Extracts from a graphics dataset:
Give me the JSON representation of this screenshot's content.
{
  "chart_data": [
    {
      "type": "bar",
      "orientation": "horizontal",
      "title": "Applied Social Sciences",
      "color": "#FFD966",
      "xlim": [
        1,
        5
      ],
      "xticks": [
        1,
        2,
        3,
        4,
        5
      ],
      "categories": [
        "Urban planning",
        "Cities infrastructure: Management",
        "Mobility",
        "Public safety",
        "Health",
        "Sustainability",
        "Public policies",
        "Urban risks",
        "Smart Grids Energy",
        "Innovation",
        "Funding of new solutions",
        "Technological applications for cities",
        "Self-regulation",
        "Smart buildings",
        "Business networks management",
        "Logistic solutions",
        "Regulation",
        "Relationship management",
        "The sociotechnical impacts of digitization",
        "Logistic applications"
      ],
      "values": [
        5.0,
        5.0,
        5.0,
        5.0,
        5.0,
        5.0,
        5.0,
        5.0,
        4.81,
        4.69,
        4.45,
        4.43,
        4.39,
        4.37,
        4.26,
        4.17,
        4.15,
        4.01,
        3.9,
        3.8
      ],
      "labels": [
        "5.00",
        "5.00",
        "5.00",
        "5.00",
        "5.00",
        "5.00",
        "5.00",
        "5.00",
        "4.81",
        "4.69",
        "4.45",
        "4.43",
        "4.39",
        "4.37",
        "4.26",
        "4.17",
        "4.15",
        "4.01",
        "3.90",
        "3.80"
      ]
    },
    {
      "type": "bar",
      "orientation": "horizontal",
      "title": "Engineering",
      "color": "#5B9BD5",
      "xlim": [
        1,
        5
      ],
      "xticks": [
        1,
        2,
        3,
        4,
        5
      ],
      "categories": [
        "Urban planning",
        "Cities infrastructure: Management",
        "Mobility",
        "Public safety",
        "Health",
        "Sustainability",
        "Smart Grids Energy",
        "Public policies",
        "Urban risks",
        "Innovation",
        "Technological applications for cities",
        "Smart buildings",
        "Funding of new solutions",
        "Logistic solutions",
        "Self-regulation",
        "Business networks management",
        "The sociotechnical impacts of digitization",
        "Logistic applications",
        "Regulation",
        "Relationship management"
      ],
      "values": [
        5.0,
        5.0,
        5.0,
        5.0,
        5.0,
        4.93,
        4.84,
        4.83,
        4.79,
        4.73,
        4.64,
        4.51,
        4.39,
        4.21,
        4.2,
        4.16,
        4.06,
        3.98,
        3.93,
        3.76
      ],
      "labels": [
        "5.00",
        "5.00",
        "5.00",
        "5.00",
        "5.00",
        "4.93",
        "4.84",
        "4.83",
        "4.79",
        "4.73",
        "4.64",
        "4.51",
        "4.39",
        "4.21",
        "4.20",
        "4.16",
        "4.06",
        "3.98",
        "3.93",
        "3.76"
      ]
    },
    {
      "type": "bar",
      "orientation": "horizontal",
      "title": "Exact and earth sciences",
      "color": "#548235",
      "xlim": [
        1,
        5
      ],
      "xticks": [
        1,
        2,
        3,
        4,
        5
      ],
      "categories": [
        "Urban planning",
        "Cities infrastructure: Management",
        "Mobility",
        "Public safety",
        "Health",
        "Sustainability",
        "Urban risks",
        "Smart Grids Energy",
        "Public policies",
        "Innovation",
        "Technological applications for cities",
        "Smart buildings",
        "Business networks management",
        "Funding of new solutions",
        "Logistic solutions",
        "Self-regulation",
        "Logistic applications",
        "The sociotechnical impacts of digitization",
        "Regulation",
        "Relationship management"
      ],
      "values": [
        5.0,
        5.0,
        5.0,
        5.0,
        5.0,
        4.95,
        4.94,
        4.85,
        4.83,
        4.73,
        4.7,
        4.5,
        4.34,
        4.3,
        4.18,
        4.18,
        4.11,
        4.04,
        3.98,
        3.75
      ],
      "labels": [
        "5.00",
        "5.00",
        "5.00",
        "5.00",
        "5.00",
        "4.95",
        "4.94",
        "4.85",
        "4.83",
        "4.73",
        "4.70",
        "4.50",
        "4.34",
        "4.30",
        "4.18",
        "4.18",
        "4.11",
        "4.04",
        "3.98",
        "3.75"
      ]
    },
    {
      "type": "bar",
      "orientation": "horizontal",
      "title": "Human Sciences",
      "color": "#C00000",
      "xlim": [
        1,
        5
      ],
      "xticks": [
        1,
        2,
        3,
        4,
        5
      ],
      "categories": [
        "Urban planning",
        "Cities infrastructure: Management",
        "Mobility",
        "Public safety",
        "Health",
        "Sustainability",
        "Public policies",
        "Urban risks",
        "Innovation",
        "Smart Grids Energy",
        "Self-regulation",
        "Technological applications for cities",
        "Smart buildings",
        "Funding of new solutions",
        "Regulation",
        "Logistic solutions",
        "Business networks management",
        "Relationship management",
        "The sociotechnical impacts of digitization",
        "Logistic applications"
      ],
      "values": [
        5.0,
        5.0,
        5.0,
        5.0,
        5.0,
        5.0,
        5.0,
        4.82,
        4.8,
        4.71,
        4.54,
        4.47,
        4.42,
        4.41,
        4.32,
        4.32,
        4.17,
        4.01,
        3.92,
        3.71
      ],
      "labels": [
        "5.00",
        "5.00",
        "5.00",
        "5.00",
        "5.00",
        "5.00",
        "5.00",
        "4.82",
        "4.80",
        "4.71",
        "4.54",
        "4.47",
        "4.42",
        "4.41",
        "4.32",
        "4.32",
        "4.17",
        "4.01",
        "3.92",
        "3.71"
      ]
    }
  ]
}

— WRITTEN REQUEST —
Output the listing above exactly as it appears.

— THE OUTPUT —
Give me the JSON representation of this screenshot's content.
{
  "chart_data": [
    {
      "type": "bar",
      "orientation": "horizontal",
      "title": "Applied Social Sciences",
      "color": "#FFD966",
      "xlim": [
        1,
        5
      ],
      "xticks": [
        1,
        2,
        3,
        4,
        5
      ],
      "categories": [
        "Urban planning",
        "Cities infrastructure: Management",
        "Mobility",
        "Public safety",
        "Health",
        "Sustainability",
        "Public policies",
        "Urban risks",
        "Smart Grids Energy",
        "Innovation",
        "Funding of new solutions",
        "Technological applications for cities",
        "Self-regulation",
        "Smart buildings",
        "Business networks management",
        "Logistic solutions",
        "Regulation",
        "Relationship management",
        "The sociotechnical impacts of digitization",
        "Logistic applications"
      ],
      "values": [
        5.0,
        5.0,
        5.0,
        5.0,
        5.0,
        5.0,
        5.0,
        5.0,
        4.81,
        4.69,
        4.45,
        4.43,
        4.39,
        4.37,
        4.26,
        4.17,
        4.15,
        4.01,
        3.9,
        3.8
      ],
      "labels": [
        "5.00",
        "5.00",
        "5.00",
        "5.00",
        "5.00",
        "5.00",
        "5.00",
        "5.00",
        "4.81",
        "4.69",
        "4.45",
        "4.43",
        "4.39",
        "4.37",
        "4.26",
        "4.17",
        "4.15",
        "4.01",
        "3.90",
        "3.80"
      ]
    },
    {
      "type": "bar",
      "orientation": "horizontal",
      "title": "Engineering",
      "color": "#5B9BD5",
      "xlim": [
        1,
        5
      ],
      "xticks": [
        1,
        2,
        3,
        4,
        5
      ],
      "categories": [
        "Urban planning",
        "Cities infrastructure: Management",
        "Mobility",
        "Public safety",
        "Health",
        "Sustainability",
        "Smart Grids Energy",
        "Public policies",
        "Urban risks",
        "Innovation",
        "Technological applications for cities",
        "Smart buildings",
        "Funding of new solutions",
        "Logistic solutions",
        "Self-regulation",
        "Business networks management",
        "The sociotechnical impacts of digitization",
        "Logistic applications",
        "Regulation",
        "Relationship management"
      ],
      "values": [
        5.0,
        5.0,
        5.0,
        5.0,
        5.0,
        4.93,
        4.84,
        4.83,
        4.79,
        4.73,
        4.64,
        4.51,
        4.39,
        4.21,
        4.2,
        4.16,
        4.06,
        3.98,
        3.93,
        3.76
      ],
      "labels": [
        "5.00",
        "5.00",
        "5.00",
        "5.00",
        "5.00",
        "4.93",
        "4.84",
        "4.83",
        "4.79",
        "4.73",
        "4.64",
        "4.51",
        "4.39",
        "4.21",
        "4.20",
        "4.16",
        "4.06",
        "3.98",
        "3.93",
        "3.76"
      ]
    },
    {
      "type": "bar",
      "orientation": "horizontal",
      "title": "Exact and earth sciences",
      "color": "#548235",
      "xlim": [
        1,
        5
      ],
      "xticks": [
        1,
        2,
        3,
        4,
        5
      ],
      "categories": [
        "Urban planning",
        "Cities infrastructure: Management",
        "Mobility",
        "Public safety",
        "Health",
        "Sustainability",
        "Urban risks",
        "Smart Grids Energy",
        "Public policies",
        "Innovation",
        "Technological applications for cities",
        "Smart buildings",
        "Business networks management",
        "Funding of new solutions",
        "Logistic solutions",
        "Self-regulation",
        "Logistic applications",
        "The sociotechnical impacts of digitization",
        "Regulation",
        "Relationship management"
      ],
      "values": [
        5.0,
        5.0,
        5.0,
        5.0,
        5.0,
        4.95,
        4.94,
        4.85,
        4.83,
        4.73,
        4.7,
        4.5,
        4.34,
        4.3,
        4.18,
        4.18,
        4.11,
        4.04,
        3.98,
        3.75
      ],
      "labels": [
        "5.00",
        "5.00",
        "5.00",
        "5.00",
        "5.00",
        "4.95",
        "4.94",
        "4.85",
        "4.83",
        "4.73",
        "4.70",
        "4.50",
        "4.34",
        "4.30",
        "4.18",
        "4.18",
        "4.11",
        "4.04",
        "3.98",
        "3.75"
      ]
    },
    {
      "type": "bar",
      "orientation": "horizontal",
      "title": "Human Sciences",
      "color": "#C00000",
      "xlim": [
        1,
        5
      ],
      "xticks": [
        1,
        2,
        3,
        4,
        5
      ],
      "categories": [
        "Urban planning",
        "Cities infrastructure: Management",
        "Mobility",
        "Public safety",
        "Health",
        "Sustainability",
        "Public policies",
        "Urban risks",
        "Innovation",
        "Smart Grids Energy",
        "Self-regulation",
        "Technological applications for cities",
        "Smart buildings",
        "Funding of new solutions",
        "Regulation",
        "Logistic solutions",
        "Business networks management",
        "Relationship management",
        "The sociotechnical impacts of digitization",
        "Logistic applications"
      ],
      "values": [
        5.0,
        5.0,
        5.0,
        5.0,
        5.0,
        5.0,
        5.0,
        4.82,
        4.8,
        4.71,
        4.54,
        4.47,
        4.42,
        4.41,
        4.32,
        4.32,
        4.17,
        4.01,
        3.92,
        3.71
      ],
      "labels": [
        "5.00",
        "5.00",
        "5.00",
        "5.00",
        "5.00",
        "5.00",
        "5.00",
        "4.82",
        "4.80",
        "4.71",
        "4.54",
        "4.47",
        "4.42",
        "4.41",
        "4.32",
        "4.32",
        "4.17",
        "4.01",
        "3.92",
        "3.71"
      ]
    }
  ]
}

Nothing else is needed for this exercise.